++++ Extracted information
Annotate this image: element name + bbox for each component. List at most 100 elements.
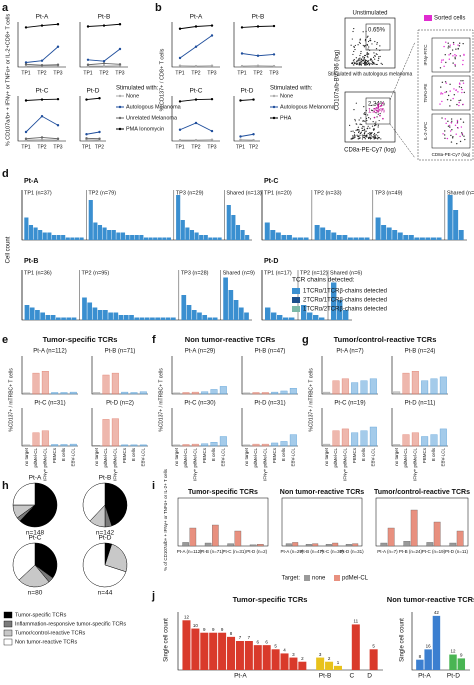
x-tick-label: PBMCs — [52, 447, 57, 463]
flow-dot — [360, 131, 362, 133]
bar — [88, 200, 93, 240]
legend-label: Autologous Melanoma — [126, 104, 182, 110]
bar — [24, 305, 30, 320]
axis — [241, 356, 298, 395]
x-tick-label: TP1 — [83, 70, 92, 76]
flow-dot — [364, 112, 366, 114]
x-tick-label: IFNγ+ pdMel-CL — [343, 448, 348, 481]
bar — [264, 222, 270, 240]
flow-dot — [373, 108, 375, 110]
sorted-box — [417, 29, 474, 161]
chart-title: Pt-A (n=112) — [33, 349, 66, 355]
x-tick-label: EBV-LCL — [371, 448, 376, 467]
box — [271, 442, 279, 447]
flow-dot — [373, 137, 375, 139]
box — [41, 371, 49, 395]
bar — [134, 317, 140, 320]
box — [51, 444, 59, 447]
flow-dot — [457, 127, 459, 129]
flow-dot — [359, 61, 361, 63]
bar — [312, 543, 319, 547]
series-line — [240, 133, 254, 137]
y-axis-label: %CD137+ / mTRBC+ T cells — [8, 368, 14, 432]
box — [69, 391, 77, 395]
y-axis-label: Single cell count — [164, 618, 170, 662]
flow-dot — [365, 61, 367, 64]
axis — [21, 408, 78, 447]
bar — [298, 661, 307, 670]
point — [40, 136, 44, 139]
bar — [331, 232, 337, 240]
point — [98, 97, 101, 100]
flow-dot — [379, 114, 381, 117]
x-tick-label: pdMel-CL — [103, 448, 108, 468]
flow-dot — [440, 92, 442, 94]
x-tick-label: TP2 — [253, 70, 262, 76]
box — [32, 432, 40, 447]
point — [256, 54, 260, 57]
flow-plot — [431, 75, 471, 111]
value-label: 9 — [212, 627, 215, 632]
box — [93, 392, 101, 395]
bar — [314, 225, 320, 240]
bar — [325, 661, 334, 670]
bar — [130, 235, 135, 240]
flow-dot — [377, 113, 379, 115]
flow-dot — [363, 113, 365, 115]
flow-dot — [355, 62, 357, 64]
flow-dot — [359, 137, 361, 139]
point — [56, 23, 60, 26]
bar — [240, 230, 245, 240]
bar — [212, 317, 218, 320]
flow-dot — [449, 90, 451, 92]
flow-dot — [440, 61, 443, 63]
flow-dot — [358, 41, 361, 43]
bar — [301, 305, 307, 320]
point — [24, 99, 28, 102]
flow-dot — [443, 134, 446, 136]
point — [86, 63, 90, 66]
x-tick-label: Pt-D (n=31) — [340, 549, 364, 554]
flow-dot — [373, 136, 375, 138]
flow-dot — [462, 59, 464, 62]
pie-slice — [104, 543, 128, 573]
x-tick-label: Pt-C (n=19) — [422, 549, 446, 554]
value-label: 3 — [292, 652, 295, 657]
bar — [325, 230, 331, 240]
bar — [24, 217, 29, 240]
flow-dot — [456, 122, 459, 124]
flow-dot — [452, 41, 455, 44]
flow-dot — [362, 120, 364, 122]
point — [239, 138, 242, 141]
flow-dot — [374, 63, 376, 65]
bar — [358, 237, 364, 240]
chart-title: Pt-D — [87, 88, 100, 95]
bar — [416, 659, 424, 670]
flow-dot — [440, 93, 442, 95]
pie-subtitle: n=148 — [26, 530, 45, 537]
box — [351, 382, 359, 395]
flow-percent: 0.65% — [368, 28, 386, 34]
flow-dot — [459, 55, 461, 57]
value-label: 12 — [451, 649, 457, 654]
bar — [307, 312, 313, 320]
flow-dot — [379, 49, 381, 52]
flow-dot — [452, 97, 454, 100]
panel-label: h — [2, 480, 9, 492]
flow-dot — [361, 129, 363, 132]
point — [118, 23, 122, 26]
flow-dot — [371, 109, 373, 111]
bar — [320, 227, 326, 240]
bar — [257, 544, 264, 547]
group-label: TP3 (n=29) — [176, 190, 204, 196]
flow-dot — [382, 117, 384, 120]
flow-dot — [458, 82, 461, 84]
flow-dot — [450, 118, 453, 120]
bar — [289, 657, 298, 670]
flow-dot — [459, 135, 461, 138]
axis — [241, 408, 298, 447]
flow-dot — [448, 124, 451, 127]
bar — [150, 317, 155, 320]
point — [210, 64, 214, 67]
pie-title: Pt-B — [99, 475, 112, 482]
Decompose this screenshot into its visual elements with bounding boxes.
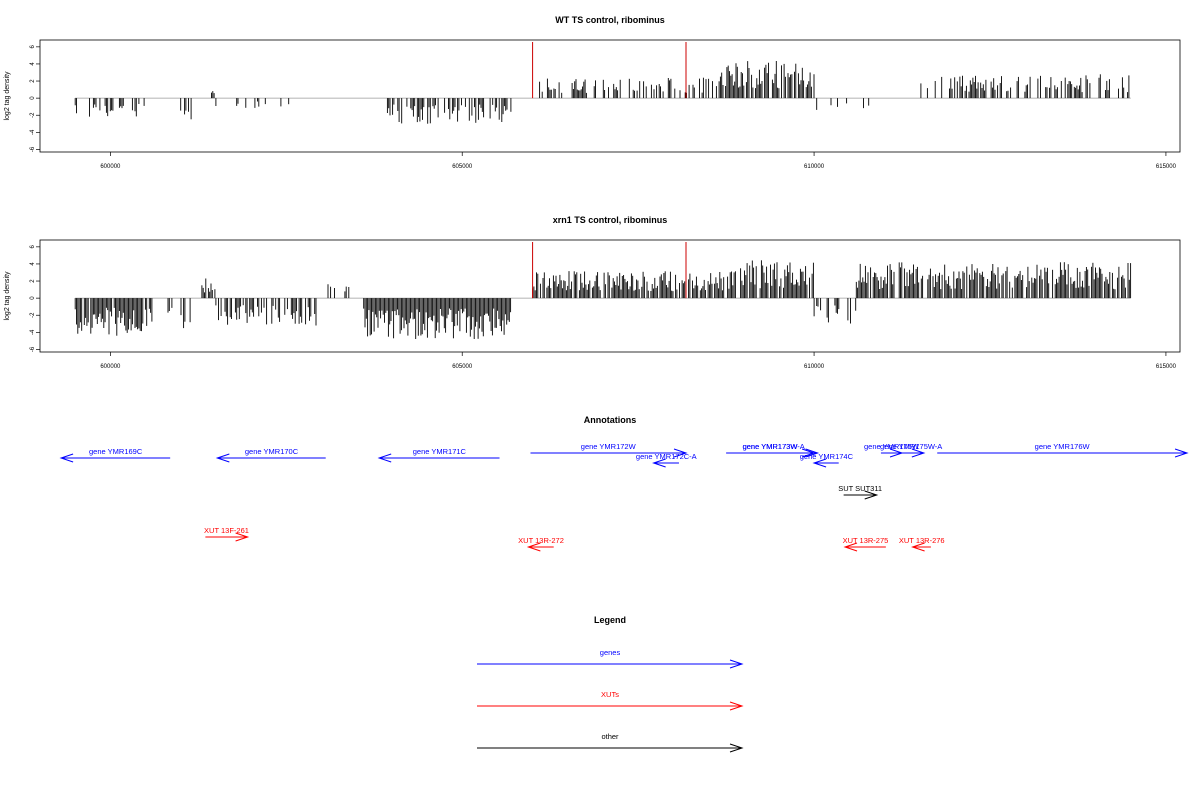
++++++++
**Goal of the exercise**
Exact copies of the entries above are needed, with every picture removed.

**Response to this task**
Annotate this image: element name + bbox for each component. List at most 100 elements.
x-tick-label: PBMCs — [52, 447, 57, 463]
flow-dot — [360, 131, 362, 133]
bar — [88, 200, 93, 240]
legend-label: Autologous Melanoma — [126, 104, 182, 110]
bar — [24, 305, 30, 320]
axis — [241, 356, 298, 395]
x-tick-label: TP1 — [83, 70, 92, 76]
flow-dot — [364, 112, 366, 114]
x-tick-label: IFNγ+ pdMel-CL — [343, 448, 348, 481]
bar — [264, 222, 270, 240]
flow-dot — [373, 108, 375, 110]
sorted-box — [417, 29, 474, 161]
chart-title: Pt-A (n=112) — [33, 349, 66, 355]
x-tick-label: EBV-LCL — [371, 448, 376, 467]
box — [271, 442, 279, 447]
flow-dot — [373, 137, 375, 139]
box — [41, 371, 49, 395]
bar — [134, 317, 140, 320]
box — [51, 444, 59, 447]
flow-dot — [457, 127, 459, 129]
flow-dot — [359, 61, 361, 63]
bar — [312, 543, 319, 547]
series-line — [240, 133, 254, 137]
y-axis-label: %CD137+ / mTRBC+ T cells — [8, 368, 14, 432]
box — [69, 391, 77, 395]
y-axis-label: Single cell count — [164, 618, 170, 662]
flow-dot — [365, 61, 367, 64]
axis — [21, 408, 78, 447]
bar — [298, 661, 307, 670]
point — [40, 136, 44, 139]
bar — [331, 232, 337, 240]
point — [98, 97, 101, 100]
flow-dot — [379, 114, 381, 117]
x-tick-label: pdMel-CL — [103, 448, 108, 468]
flow-dot — [440, 92, 442, 94]
x-tick-label: TP2 — [253, 70, 262, 76]
box — [32, 432, 40, 447]
point — [256, 54, 260, 57]
flow-plot — [431, 75, 471, 111]
value-label: 9 — [212, 627, 215, 632]
box — [93, 392, 101, 395]
bar — [314, 225, 320, 240]
bar — [325, 661, 334, 670]
bar — [130, 235, 135, 240]
flow-dot — [377, 113, 379, 115]
flow-dot — [363, 113, 365, 115]
flow-dot — [355, 62, 357, 64]
flow-dot — [359, 137, 361, 139]
point — [56, 23, 60, 26]
bar — [240, 230, 245, 240]
bar — [212, 317, 218, 320]
flow-dot — [449, 90, 451, 92]
flow-dot — [440, 61, 443, 63]
flow-dot — [358, 41, 361, 43]
bar — [301, 305, 307, 320]
point — [24, 99, 28, 102]
flow-dot — [443, 134, 446, 136]
point — [86, 63, 90, 66]
x-tick-label: Pt-D (n=31) — [340, 549, 364, 554]
flow-dot — [373, 136, 375, 138]
flow-dot — [462, 59, 464, 62]
pie-slice — [104, 543, 128, 573]
x-tick-label: Pt-C (n=19) — [422, 549, 446, 554]
value-label: 3 — [292, 652, 295, 657]
bar — [325, 230, 331, 240]
bar — [24, 217, 29, 240]
flow-dot — [456, 122, 459, 124]
flow-dot — [452, 41, 455, 44]
flow-dot — [362, 120, 364, 122]
point — [239, 138, 242, 141]
flow-dot — [374, 63, 376, 65]
bar — [358, 237, 364, 240]
chart-title: Pt-D — [87, 88, 100, 95]
bar — [416, 659, 424, 670]
flow-dot — [440, 93, 442, 95]
pie-subtitle: n=148 — [26, 530, 45, 537]
box — [351, 382, 359, 395]
flow-percent: 0.65% — [368, 28, 386, 34]
flow-dot — [459, 55, 461, 57]
value-label: 12 — [451, 649, 457, 654]
bar — [307, 312, 313, 320]
flow-dot — [379, 49, 381, 52]
flow-dot — [452, 97, 454, 100]
panel-label: h — [2, 480, 9, 492]
flow-dot — [361, 129, 363, 132]
point — [118, 23, 122, 26]
flow-dot — [371, 109, 373, 111]
bar — [320, 227, 326, 240]
bar — [257, 544, 264, 547]
group-label: TP3 (n=29) — [176, 190, 204, 196]
flow-dot — [382, 117, 384, 120]
flow-dot — [458, 82, 461, 84]
flow-dot — [450, 118, 453, 120]
bar — [289, 657, 298, 670]
flow-dot — [459, 135, 461, 138]
axis — [241, 408, 298, 447]
flow-dot — [448, 124, 451, 127]
bar — [150, 317, 155, 320]
point — [210, 64, 214, 67]
pie-title: Pt-B — [99, 475, 112, 482]
Decompose this screenshot into its visual elements with bounding boxes.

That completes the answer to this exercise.